== YOUR GOAL ==
Gather up the lines with the word "italic" in them.

== DATA EXTRACT ==
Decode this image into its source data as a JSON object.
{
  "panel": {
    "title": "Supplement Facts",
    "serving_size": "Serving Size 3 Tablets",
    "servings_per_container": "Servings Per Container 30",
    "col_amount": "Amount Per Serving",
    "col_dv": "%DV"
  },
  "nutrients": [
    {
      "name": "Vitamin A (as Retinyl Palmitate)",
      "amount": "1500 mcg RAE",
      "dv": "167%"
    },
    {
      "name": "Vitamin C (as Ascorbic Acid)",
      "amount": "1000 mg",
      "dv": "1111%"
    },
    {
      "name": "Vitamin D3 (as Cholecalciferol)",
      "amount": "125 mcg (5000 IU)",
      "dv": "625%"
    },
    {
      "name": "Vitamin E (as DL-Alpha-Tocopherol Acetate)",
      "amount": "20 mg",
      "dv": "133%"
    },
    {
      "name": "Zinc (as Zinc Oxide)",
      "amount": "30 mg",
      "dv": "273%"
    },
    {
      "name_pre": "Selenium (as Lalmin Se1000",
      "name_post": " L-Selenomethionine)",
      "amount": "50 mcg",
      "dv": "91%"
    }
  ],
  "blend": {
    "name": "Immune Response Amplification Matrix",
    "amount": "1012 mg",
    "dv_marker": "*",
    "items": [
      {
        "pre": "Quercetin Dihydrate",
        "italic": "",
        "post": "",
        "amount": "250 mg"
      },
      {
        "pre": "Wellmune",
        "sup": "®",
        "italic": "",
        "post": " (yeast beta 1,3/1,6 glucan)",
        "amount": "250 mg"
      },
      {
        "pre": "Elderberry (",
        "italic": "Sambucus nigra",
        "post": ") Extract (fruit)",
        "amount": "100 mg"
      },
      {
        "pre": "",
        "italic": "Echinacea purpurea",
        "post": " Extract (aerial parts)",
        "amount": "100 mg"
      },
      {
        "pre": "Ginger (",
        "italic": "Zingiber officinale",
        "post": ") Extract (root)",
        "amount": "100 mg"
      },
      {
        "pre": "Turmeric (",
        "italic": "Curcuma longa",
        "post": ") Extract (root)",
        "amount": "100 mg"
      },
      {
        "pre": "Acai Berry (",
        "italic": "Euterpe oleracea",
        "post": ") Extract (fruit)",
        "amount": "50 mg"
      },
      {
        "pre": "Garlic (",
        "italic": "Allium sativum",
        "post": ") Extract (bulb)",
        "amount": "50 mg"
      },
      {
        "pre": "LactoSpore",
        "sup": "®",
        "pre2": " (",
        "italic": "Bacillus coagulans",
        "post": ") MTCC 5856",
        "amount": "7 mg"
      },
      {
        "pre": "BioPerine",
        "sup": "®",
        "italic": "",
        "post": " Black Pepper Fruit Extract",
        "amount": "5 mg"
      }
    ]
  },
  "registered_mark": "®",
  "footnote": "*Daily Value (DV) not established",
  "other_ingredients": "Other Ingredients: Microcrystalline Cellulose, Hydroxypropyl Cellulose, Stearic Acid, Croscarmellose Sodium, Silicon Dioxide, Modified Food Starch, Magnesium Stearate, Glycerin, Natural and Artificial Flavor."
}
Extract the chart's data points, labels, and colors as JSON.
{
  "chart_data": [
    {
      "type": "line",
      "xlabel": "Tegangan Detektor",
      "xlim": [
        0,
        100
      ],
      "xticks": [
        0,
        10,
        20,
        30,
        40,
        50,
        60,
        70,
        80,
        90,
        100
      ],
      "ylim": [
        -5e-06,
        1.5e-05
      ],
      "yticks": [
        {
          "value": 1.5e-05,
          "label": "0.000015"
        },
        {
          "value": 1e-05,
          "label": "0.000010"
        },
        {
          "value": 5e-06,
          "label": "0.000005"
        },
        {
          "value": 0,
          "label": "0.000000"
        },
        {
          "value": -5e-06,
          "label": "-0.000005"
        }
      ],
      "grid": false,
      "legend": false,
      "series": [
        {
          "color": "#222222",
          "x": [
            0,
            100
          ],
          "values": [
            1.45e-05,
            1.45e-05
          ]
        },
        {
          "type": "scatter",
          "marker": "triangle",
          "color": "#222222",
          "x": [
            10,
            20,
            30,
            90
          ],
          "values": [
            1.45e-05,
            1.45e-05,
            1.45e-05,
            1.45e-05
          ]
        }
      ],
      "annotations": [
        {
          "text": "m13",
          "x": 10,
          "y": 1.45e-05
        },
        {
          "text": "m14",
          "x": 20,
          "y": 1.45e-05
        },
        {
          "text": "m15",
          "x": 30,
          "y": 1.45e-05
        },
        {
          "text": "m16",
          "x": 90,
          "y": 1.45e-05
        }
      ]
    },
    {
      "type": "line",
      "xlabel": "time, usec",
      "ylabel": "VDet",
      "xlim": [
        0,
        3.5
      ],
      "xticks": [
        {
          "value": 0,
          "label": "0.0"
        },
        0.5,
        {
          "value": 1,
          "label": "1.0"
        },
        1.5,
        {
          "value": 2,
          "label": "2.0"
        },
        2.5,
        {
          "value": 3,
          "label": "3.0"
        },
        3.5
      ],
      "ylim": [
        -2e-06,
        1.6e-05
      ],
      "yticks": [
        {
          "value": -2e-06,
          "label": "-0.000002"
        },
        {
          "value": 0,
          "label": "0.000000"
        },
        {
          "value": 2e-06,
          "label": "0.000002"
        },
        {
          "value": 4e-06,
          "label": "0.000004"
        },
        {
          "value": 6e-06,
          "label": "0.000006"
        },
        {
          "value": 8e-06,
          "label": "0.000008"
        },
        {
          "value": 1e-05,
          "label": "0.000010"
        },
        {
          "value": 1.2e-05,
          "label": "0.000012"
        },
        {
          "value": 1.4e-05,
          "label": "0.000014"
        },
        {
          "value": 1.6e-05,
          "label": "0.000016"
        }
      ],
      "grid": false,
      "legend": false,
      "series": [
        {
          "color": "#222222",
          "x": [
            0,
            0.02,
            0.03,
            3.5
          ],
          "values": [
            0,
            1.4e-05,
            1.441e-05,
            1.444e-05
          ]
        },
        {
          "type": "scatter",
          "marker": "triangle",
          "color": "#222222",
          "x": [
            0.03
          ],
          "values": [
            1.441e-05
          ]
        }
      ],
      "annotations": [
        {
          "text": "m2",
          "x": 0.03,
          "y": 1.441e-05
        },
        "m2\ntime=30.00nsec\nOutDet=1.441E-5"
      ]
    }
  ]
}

== OUTPUT FOR THIS EXERCISE ==
        "italic": "",
        "italic": "",
        "italic": "Sambucus nigra",
        "italic": "Echinacea purpurea",
        "italic": "Zingiber officinale",
        "italic": "Curcuma longa",
        "italic": "Euterpe oleracea",
        "italic": "Allium sativum",
        "italic": "Bacillus coagulans",
        "italic": "",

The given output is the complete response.